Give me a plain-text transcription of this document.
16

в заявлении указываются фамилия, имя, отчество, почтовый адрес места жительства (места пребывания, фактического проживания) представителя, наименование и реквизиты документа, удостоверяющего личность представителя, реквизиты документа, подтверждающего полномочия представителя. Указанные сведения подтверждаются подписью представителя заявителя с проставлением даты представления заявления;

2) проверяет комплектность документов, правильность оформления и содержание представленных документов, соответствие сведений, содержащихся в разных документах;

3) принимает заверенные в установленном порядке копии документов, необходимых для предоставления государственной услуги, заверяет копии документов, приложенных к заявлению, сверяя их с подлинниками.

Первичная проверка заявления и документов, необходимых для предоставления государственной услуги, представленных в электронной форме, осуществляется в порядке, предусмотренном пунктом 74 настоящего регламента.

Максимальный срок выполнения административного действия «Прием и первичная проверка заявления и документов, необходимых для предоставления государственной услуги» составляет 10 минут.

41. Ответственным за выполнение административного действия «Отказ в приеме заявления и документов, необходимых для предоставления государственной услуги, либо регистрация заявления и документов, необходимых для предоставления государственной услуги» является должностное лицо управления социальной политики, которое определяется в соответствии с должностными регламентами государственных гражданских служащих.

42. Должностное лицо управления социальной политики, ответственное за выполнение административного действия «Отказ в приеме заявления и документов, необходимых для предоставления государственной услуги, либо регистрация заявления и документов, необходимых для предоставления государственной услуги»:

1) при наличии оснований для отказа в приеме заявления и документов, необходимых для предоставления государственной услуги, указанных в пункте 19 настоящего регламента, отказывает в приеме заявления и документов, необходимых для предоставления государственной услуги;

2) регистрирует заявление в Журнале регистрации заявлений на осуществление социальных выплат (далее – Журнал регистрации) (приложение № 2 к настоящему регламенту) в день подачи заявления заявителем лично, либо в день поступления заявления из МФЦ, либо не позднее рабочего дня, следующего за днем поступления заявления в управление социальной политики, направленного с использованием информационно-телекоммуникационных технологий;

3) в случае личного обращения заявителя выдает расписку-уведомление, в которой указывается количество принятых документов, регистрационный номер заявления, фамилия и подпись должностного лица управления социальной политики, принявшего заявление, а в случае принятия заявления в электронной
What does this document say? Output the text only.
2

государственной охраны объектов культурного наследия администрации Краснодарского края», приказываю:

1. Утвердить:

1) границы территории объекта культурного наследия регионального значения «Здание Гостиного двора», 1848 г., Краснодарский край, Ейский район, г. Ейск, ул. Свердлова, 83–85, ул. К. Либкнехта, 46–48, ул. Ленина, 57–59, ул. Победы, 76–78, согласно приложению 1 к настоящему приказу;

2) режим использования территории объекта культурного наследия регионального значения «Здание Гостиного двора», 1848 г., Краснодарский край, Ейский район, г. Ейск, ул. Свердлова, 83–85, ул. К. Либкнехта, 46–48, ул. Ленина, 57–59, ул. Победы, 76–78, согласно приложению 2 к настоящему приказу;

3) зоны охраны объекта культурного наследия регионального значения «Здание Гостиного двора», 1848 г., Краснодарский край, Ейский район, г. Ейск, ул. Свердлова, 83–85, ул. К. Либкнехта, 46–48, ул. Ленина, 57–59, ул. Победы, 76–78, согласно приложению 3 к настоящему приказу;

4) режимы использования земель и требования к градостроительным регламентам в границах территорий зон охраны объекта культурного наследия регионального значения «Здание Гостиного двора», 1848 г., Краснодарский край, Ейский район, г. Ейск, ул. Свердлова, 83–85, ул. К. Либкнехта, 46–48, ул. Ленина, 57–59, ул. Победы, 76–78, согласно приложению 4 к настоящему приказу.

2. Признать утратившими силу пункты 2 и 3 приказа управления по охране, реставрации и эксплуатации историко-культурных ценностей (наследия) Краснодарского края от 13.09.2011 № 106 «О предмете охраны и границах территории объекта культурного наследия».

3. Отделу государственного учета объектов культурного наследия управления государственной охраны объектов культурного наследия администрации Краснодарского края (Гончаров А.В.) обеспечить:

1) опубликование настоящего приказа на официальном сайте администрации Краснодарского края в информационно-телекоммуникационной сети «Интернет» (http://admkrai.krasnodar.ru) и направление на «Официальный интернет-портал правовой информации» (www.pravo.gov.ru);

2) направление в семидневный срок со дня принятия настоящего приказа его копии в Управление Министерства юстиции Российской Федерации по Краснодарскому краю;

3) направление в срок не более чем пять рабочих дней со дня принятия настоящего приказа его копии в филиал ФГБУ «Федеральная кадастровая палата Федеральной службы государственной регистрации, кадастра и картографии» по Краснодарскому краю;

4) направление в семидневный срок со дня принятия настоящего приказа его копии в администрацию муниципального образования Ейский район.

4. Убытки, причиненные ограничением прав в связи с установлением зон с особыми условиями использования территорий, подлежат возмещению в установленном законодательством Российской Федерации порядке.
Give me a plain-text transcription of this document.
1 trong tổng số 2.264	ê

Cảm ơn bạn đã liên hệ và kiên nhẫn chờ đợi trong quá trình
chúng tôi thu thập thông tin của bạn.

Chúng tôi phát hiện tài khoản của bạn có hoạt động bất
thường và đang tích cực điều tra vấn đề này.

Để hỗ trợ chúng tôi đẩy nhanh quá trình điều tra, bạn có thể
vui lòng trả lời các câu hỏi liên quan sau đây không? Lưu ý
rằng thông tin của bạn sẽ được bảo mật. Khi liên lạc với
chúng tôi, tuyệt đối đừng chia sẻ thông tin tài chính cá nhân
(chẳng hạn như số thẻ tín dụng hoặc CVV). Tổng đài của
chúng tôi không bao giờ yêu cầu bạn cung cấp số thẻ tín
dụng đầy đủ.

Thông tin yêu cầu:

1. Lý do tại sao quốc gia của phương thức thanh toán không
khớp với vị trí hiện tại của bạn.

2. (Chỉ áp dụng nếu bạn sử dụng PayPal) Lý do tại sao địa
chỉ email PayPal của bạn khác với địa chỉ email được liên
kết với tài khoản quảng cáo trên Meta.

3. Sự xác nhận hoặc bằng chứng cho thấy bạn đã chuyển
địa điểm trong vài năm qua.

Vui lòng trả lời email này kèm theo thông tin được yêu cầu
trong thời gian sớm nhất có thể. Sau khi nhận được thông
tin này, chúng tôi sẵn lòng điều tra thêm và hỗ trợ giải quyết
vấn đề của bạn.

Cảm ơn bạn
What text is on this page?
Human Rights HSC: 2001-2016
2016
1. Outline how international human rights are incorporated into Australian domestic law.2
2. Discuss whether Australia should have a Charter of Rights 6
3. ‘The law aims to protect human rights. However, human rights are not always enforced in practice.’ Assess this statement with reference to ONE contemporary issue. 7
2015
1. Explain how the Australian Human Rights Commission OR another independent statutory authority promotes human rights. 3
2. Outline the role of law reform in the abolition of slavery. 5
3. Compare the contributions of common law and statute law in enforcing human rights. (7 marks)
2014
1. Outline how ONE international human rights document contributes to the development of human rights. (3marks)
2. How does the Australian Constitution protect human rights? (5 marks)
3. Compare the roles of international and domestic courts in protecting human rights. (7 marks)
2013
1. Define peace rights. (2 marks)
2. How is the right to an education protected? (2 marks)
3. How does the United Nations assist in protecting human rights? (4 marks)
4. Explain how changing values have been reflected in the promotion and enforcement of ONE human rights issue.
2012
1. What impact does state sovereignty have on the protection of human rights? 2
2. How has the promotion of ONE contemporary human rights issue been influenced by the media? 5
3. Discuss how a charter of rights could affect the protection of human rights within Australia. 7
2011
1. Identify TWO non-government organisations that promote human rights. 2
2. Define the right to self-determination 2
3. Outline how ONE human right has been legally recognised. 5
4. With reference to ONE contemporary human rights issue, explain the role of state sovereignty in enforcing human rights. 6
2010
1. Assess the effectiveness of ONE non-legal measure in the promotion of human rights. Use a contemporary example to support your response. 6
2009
☆ ☆ ☆ ☆
Exercise - Send back every record, precisely as written.

Final result -
Give me a plain-text transcription of this document.
16

в заявлении указываются фамилия, имя, отчество, почтовый адрес места жительства (места пребывания, фактического проживания) представителя, наименование и реквизиты документа, удостоверяющего личность представителя, реквизиты документа, подтверждающего полномочия представителя. Указанные сведения подтверждаются подписью представителя заявителя с проставлением даты представления заявления;

2) проверяет комплектность документов, правильность оформления и содержание представленных документов, соответствие сведений, содержащихся в разных документах;

3) принимает заверенные в установленном порядке копии документов, необходимых для предоставления государственной услуги, заверяет копии документов, приложенных к заявлению, сверяя их с подлинниками.

Первичная проверка заявления и документов, необходимых для предоставления государственной услуги, представленных в электронной форме, осуществляется в порядке, предусмотренном пунктом 74 настоящего регламента.

Максимальный срок выполнения административного действия «Прием и первичная проверка заявления и документов, необходимых для предоставления государственной услуги» составляет 10 минут.

41. Ответственным за выполнение административного действия «Отказ в приеме заявления и документов, необходимых для предоставления государственной услуги, либо регистрация заявления и документов, необходимых для предоставления государственной услуги» является должностное лицо управления социальной политики, которое определяется в соответствии с должностными регламентами государственных гражданских служащих.

42. Должностное лицо управления социальной политики, ответственное за выполнение административного действия «Отказ в приеме заявления и документов, необходимых для предоставления государственной услуги, либо регистрация заявления и документов, необходимых для предоставления государственной услуги»:

1) при наличии оснований для отказа в приеме заявления и документов, необходимых для предоставления государственной услуги, указанных в пункте 19 настоящего регламента, отказывает в приеме заявления и документов, необходимых для предоставления государственной услуги;

2) регистрирует заявление в Журнале регистрации заявлений на осуществление социальных выплат (далее – Журнал регистрации) (приложение № 2 к настоящему регламенту) в день подачи заявления заявителем лично, либо в день поступления заявления из МФЦ, либо не позднее рабочего дня, следующего за днем поступления заявления в управление социальной политики, направленного с использованием информационно-телекоммуникационных технологий;

3) в случае личного обращения заявителя выдает расписку-уведомление, в которой указывается количество принятых документов, регистрационный номер заявления, фамилия и подпись должностного лица управления социальной политики, принявшего заявление, а в случае принятия заявления в электронной
What does this document say? Output the text only.
2

государственной охраны объектов культурного наследия администрации Краснодарского края», приказываю:

1. Утвердить:

1) границы территории объекта культурного наследия регионального значения «Здание Гостиного двора», 1848 г., Краснодарский край, Ейский район, г. Ейск, ул. Свердлова, 83–85, ул. К. Либкнехта, 46–48, ул. Ленина, 57–59, ул. Победы, 76–78, согласно приложению 1 к настоящему приказу;

2) режим использования территории объекта культурного наследия регионального значения «Здание Гостиного двора», 1848 г., Краснодарский край, Ейский район, г. Ейск, ул. Свердлова, 83–85, ул. К. Либкнехта, 46–48, ул. Ленина, 57–59, ул. Победы, 76–78, согласно приложению 2 к настоящему приказу;

3) зоны охраны объекта культурного наследия регионального значения «Здание Гостиного двора», 1848 г., Краснодарский край, Ейский район, г. Ейск, ул. Свердлова, 83–85, ул. К. Либкнехта, 46–48, ул. Ленина, 57–59, ул. Победы, 76–78, согласно приложению 3 к настоящему приказу;

4) режимы использования земель и требования к градостроительным регламентам в границах территорий зон охраны объекта культурного наследия регионального значения «Здание Гостиного двора», 1848 г., Краснодарский край, Ейский район, г. Ейск, ул. Свердлова, 83–85, ул. К. Либкнехта, 46–48, ул. Ленина, 57–59, ул. Победы, 76–78, согласно приложению 4 к настоящему приказу.

2. Признать утратившими силу пункты 2 и 3 приказа управления по охране, реставрации и эксплуатации историко-культурных ценностей (наследия) Краснодарского края от 13.09.2011 № 106 «О предмете охраны и границах территории объекта культурного наследия».

3. Отделу государственного учета объектов культурного наследия управления государственной охраны объектов культурного наследия администрации Краснодарского края (Гончаров А.В.) обеспечить:

1) опубликование настоящего приказа на официальном сайте администрации Краснодарского края в информационно-телекоммуникационной сети «Интернет» (http://admkrai.krasnodar.ru) и направление на «Официальный интернет-портал правовой информации» (www.pravo.gov.ru);

2) направление в семидневный срок со дня принятия настоящего приказа его копии в Управление Министерства юстиции Российской Федерации по Краснодарскому краю;

3) направление в срок не более чем пять рабочих дней со дня принятия настоящего приказа его копии в филиал ФГБУ «Федеральная кадастровая палата Федеральной службы государственной регистрации, кадастра и картографии» по Краснодарскому краю;

4) направление в семидневный срок со дня принятия настоящего приказа его копии в администрацию муниципального образования Ейский район.

4. Убытки, причиненные ограничением прав в связи с установлением зон с особыми условиями использования территорий, подлежат возмещению в установленном законодательством Российской Федерации порядке.
Give me a plain-text transcription of this document.
1 trong tổng số 2.264	ê

Cảm ơn bạn đã liên hệ và kiên nhẫn chờ đợi trong quá trình
chúng tôi thu thập thông tin của bạn.

Chúng tôi phát hiện tài khoản của bạn có hoạt động bất
thường và đang tích cực điều tra vấn đề này.

Để hỗ trợ chúng tôi đẩy nhanh quá trình điều tra, bạn có thể
vui lòng trả lời các câu hỏi liên quan sau đây không? Lưu ý
rằng thông tin của bạn sẽ được bảo mật. Khi liên lạc với
chúng tôi, tuyệt đối đừng chia sẻ thông tin tài chính cá nhân
(chẳng hạn như số thẻ tín dụng hoặc CVV). Tổng đài của
chúng tôi không bao giờ yêu cầu bạn cung cấp số thẻ tín
dụng đầy đủ.

Thông tin yêu cầu:

1. Lý do tại sao quốc gia của phương thức thanh toán không
khớp với vị trí hiện tại của bạn.

2. (Chỉ áp dụng nếu bạn sử dụng PayPal) Lý do tại sao địa
chỉ email PayPal của bạn khác với địa chỉ email được liên
kết với tài khoản quảng cáo trên Meta.

3. Sự xác nhận hoặc bằng chứng cho thấy bạn đã chuyển
địa điểm trong vài năm qua.

Vui lòng trả lời email này kèm theo thông tin được yêu cầu
trong thời gian sớm nhất có thể. Sau khi nhận được thông
tin này, chúng tôi sẵn lòng điều tra thêm và hỗ trợ giải quyết
vấn đề của bạn.

Cảm ơn bạn
What text is on this page?
Human Rights HSC: 2001-2016
2016
1. Outline how international human rights are incorporated into Australian domestic law.2
2. Discuss whether Australia should have a Charter of Rights 6
3. ‘The law aims to protect human rights. However, human rights are not always enforced in practice.’ Assess this statement with reference to ONE contemporary issue. 7
2015
1. Explain how the Australian Human Rights Commission OR another independent statutory authority promotes human rights. 3
2. Outline the role of law reform in the abolition of slavery. 5
3. Compare the contributions of common law and statute law in enforcing human rights. (7 marks)
2014
1. Outline how ONE international human rights document contributes to the development of human rights. (3marks)
2. How does the Australian Constitution protect human rights? (5 marks)
3. Compare the roles of international and domestic courts in protecting human rights. (7 marks)
2013
1. Define peace rights. (2 marks)
2. How is the right to an education protected? (2 marks)
3. How does the United Nations assist in protecting human rights? (4 marks)
4. Explain how changing values have been reflected in the promotion and enforcement of ONE human rights issue.
2012
1. What impact does state sovereignty have on the protection of human rights? 2
2. How has the promotion of ONE contemporary human rights issue been influenced by the media? 5
3. Discuss how a charter of rights could affect the protection of human rights within Australia. 7
2011
1. Identify TWO non-government organisations that promote human rights. 2
2. Define the right to self-determination 2
3. Outline how ONE human right has been legally recognised. 5
4. With reference to ONE contemporary human rights issue, explain the role of state sovereignty in enforcing human rights. 6
2010
1. Assess the effectiveness of ONE non-legal measure in the promotion of human rights. Use a contemporary example to support your response. 6
2009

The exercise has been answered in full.